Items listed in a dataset
--- BEGIN ---

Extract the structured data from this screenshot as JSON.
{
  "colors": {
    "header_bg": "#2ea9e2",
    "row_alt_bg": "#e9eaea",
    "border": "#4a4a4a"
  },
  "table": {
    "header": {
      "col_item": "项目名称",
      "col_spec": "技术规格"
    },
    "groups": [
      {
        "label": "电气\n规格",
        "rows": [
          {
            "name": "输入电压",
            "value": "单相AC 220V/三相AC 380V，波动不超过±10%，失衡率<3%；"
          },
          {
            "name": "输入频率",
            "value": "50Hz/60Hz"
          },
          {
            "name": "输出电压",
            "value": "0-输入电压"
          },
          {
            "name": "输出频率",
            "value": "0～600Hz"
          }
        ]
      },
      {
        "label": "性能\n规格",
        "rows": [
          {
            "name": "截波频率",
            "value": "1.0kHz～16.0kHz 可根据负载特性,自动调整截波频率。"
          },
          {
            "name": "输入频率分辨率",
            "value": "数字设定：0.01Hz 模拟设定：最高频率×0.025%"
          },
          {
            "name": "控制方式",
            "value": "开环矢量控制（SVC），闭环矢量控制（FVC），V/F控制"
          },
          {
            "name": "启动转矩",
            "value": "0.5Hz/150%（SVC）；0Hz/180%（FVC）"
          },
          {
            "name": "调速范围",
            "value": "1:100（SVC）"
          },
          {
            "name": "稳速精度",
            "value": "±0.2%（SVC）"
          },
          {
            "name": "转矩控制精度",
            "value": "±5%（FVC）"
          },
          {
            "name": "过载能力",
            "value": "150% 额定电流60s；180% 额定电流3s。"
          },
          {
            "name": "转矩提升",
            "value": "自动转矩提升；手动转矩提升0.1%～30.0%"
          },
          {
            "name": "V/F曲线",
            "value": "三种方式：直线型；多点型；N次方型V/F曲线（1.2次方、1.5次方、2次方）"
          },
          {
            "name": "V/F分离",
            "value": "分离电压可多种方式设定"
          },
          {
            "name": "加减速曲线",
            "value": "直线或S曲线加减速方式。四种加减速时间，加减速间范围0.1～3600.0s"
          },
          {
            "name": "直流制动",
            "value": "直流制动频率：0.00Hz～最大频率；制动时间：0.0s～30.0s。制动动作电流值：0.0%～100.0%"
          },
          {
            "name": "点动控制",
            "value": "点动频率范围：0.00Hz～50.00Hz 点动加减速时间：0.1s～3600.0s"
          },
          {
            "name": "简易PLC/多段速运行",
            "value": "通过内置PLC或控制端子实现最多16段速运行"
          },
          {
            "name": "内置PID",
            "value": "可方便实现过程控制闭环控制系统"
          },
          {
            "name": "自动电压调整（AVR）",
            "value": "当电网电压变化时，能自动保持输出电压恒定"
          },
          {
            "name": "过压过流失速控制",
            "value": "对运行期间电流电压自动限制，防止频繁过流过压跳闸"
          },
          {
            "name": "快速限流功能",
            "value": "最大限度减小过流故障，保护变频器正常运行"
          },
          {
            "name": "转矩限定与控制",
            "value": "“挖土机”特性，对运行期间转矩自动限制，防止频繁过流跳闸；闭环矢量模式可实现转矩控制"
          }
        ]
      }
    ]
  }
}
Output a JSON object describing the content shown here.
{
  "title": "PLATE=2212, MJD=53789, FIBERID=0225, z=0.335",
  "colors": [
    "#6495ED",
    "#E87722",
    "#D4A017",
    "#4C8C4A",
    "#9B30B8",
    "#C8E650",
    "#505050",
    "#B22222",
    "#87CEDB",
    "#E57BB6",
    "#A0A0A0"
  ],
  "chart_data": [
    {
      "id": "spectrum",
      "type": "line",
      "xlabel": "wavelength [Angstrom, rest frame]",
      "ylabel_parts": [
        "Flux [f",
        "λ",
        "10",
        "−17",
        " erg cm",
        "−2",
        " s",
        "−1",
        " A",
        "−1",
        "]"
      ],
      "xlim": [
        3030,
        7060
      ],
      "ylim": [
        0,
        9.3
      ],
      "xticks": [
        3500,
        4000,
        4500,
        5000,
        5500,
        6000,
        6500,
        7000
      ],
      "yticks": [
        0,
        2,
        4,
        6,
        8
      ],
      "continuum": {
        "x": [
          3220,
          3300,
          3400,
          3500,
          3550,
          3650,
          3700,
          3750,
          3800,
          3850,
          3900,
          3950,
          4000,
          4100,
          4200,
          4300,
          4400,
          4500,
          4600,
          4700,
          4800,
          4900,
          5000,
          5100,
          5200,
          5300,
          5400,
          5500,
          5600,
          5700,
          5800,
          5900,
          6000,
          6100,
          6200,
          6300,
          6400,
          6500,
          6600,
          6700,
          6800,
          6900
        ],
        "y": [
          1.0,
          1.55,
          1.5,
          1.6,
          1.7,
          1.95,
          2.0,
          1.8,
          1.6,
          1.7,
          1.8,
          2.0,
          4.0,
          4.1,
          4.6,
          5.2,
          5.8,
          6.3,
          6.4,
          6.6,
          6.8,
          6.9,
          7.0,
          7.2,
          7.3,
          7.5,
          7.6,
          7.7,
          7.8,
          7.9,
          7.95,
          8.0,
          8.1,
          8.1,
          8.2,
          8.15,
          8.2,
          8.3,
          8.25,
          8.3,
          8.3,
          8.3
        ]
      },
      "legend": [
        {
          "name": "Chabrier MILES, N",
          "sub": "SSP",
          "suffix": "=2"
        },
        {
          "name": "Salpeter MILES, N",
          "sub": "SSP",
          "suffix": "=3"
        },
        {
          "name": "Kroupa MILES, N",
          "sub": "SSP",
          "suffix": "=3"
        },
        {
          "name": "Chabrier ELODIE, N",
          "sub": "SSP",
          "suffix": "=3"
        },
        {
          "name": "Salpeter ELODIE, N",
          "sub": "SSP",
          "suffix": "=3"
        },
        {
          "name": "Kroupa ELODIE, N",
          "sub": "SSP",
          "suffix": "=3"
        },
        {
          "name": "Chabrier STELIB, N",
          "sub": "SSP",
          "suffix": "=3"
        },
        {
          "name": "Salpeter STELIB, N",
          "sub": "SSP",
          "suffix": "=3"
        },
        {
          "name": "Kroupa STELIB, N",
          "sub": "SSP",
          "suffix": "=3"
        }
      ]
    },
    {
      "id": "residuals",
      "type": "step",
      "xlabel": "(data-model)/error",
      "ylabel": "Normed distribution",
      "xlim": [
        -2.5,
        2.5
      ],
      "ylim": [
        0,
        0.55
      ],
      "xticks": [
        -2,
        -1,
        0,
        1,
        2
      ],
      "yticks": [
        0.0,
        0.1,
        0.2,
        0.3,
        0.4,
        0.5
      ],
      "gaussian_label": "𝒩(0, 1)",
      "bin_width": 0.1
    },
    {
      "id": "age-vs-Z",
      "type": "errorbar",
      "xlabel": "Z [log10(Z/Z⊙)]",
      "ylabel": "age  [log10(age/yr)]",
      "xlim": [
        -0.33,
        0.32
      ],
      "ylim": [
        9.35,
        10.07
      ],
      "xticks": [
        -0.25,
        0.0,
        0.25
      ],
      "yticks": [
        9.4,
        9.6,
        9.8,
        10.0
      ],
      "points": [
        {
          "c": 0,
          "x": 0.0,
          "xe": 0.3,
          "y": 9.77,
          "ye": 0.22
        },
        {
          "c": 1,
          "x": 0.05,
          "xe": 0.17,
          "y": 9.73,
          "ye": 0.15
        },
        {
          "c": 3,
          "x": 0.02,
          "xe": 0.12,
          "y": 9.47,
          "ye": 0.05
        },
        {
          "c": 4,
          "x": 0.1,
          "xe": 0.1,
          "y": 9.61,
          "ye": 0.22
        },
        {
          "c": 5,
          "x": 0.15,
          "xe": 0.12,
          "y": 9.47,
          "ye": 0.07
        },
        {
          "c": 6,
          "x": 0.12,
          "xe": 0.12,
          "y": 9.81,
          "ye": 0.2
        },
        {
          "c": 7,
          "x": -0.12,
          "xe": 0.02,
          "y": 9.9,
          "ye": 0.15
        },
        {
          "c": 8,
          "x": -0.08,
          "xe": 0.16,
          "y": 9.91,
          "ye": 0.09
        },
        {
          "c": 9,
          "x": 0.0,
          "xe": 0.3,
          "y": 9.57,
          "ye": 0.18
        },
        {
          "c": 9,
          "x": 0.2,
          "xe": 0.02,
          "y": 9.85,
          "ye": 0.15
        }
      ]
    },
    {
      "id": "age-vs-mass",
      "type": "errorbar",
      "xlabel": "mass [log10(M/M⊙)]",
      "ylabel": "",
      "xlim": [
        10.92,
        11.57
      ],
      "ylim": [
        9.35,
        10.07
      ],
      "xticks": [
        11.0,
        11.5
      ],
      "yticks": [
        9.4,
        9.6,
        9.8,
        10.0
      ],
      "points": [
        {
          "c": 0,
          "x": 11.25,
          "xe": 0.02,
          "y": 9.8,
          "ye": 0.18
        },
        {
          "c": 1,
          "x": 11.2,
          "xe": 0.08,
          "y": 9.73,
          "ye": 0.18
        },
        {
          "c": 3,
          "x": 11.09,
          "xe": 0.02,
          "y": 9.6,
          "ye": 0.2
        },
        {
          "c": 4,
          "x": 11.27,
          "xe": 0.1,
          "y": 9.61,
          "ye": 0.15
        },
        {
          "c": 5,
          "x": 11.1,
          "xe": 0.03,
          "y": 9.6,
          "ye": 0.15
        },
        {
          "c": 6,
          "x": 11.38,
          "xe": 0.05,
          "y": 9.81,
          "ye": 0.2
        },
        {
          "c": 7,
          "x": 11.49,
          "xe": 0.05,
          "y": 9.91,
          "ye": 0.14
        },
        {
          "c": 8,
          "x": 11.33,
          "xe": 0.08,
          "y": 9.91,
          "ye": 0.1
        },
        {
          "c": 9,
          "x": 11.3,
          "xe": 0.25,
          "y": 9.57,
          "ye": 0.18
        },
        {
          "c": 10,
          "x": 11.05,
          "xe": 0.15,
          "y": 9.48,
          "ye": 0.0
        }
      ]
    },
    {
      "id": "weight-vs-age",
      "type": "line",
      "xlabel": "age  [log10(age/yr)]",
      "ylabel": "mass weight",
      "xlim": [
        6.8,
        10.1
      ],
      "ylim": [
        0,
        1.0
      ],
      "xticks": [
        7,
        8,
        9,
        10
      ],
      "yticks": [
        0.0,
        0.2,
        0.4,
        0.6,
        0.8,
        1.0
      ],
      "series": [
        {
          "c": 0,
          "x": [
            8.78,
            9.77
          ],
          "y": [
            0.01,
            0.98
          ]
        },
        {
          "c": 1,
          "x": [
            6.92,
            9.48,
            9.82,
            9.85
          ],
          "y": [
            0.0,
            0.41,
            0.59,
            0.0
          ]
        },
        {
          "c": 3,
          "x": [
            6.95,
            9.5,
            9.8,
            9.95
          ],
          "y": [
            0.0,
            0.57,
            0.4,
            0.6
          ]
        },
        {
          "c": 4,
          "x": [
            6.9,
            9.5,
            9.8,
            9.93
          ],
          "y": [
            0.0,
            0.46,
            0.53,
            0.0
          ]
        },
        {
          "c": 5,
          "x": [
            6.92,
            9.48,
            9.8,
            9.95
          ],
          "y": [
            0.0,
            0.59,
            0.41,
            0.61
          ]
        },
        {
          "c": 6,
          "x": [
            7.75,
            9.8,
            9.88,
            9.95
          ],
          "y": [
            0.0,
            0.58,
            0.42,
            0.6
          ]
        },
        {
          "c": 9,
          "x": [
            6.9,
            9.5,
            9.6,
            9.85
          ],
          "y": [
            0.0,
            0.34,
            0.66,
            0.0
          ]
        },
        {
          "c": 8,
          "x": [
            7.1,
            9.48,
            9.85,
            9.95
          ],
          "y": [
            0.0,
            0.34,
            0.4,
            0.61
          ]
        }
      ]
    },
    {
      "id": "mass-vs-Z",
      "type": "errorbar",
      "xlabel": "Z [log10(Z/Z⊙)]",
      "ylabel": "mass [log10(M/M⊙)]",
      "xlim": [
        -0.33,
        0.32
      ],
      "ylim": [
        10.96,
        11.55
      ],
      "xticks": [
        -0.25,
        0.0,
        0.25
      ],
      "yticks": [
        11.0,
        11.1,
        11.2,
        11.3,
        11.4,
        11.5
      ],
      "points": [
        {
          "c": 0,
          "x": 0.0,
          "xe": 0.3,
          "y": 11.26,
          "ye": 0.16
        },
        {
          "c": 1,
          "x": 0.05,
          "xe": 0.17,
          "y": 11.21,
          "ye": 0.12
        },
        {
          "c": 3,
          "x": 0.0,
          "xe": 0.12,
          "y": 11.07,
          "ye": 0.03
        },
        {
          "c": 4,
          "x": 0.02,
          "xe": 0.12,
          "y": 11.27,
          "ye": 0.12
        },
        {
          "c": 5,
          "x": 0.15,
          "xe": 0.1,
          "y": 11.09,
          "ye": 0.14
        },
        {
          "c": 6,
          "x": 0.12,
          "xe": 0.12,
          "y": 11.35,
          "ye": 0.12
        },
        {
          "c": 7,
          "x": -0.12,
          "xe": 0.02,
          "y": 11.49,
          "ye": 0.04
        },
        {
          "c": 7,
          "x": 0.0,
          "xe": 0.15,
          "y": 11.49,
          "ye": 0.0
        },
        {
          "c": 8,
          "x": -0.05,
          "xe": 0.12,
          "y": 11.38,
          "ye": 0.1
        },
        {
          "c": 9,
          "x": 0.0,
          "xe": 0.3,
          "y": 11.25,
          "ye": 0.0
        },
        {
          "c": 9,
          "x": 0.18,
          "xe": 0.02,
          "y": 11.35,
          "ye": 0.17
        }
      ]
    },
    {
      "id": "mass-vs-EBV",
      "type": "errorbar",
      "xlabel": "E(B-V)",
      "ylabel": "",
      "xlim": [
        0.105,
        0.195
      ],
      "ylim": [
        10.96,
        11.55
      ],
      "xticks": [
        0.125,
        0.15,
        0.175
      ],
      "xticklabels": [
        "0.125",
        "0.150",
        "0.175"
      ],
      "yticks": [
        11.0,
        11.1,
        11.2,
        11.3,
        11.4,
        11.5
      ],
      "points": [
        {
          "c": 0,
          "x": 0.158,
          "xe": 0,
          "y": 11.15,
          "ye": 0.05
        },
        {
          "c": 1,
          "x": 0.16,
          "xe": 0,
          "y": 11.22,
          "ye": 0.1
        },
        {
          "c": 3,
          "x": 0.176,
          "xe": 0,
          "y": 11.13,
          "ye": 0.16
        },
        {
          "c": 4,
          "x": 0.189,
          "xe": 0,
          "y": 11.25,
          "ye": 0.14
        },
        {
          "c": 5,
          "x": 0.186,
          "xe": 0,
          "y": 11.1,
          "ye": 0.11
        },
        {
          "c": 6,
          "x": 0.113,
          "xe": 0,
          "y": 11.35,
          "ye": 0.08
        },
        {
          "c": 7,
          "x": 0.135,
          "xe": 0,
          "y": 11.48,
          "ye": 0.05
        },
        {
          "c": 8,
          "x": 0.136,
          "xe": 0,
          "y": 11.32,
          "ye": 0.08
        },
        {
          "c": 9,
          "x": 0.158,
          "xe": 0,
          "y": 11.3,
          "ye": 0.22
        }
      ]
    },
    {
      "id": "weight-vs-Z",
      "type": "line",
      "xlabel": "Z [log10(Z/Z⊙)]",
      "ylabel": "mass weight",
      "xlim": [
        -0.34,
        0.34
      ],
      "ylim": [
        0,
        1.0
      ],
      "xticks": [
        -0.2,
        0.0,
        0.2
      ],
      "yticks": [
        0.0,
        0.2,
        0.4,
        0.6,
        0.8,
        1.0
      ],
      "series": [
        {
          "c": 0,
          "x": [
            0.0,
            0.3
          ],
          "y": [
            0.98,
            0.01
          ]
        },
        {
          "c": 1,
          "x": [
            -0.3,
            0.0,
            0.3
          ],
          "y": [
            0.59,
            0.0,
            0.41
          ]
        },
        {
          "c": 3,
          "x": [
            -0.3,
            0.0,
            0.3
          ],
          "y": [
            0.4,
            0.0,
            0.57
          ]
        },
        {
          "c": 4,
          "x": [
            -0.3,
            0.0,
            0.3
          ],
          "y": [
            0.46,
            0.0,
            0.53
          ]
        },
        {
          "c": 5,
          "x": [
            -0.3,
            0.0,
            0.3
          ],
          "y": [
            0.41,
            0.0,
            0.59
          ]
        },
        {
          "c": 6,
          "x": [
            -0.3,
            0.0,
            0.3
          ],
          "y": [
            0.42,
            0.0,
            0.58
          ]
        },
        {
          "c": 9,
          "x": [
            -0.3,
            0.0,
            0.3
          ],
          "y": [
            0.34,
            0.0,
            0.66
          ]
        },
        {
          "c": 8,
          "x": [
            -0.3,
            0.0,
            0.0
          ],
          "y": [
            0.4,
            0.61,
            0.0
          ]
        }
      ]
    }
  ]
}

--- END ---

WHAT YOU HAVE TO DO
Pull out the lines above in which the word "mass" appears.

RESPONSE TO THIS EXERCISE
      "id": "age-vs-mass",
      "xlabel": "mass [log10(M/M⊙)]",
      "ylabel": "mass weight",
      "id": "mass-vs-Z",
      "ylabel": "mass [log10(M/M⊙)]",
      "id": "mass-vs-EBV",
      "ylabel": "mass weight",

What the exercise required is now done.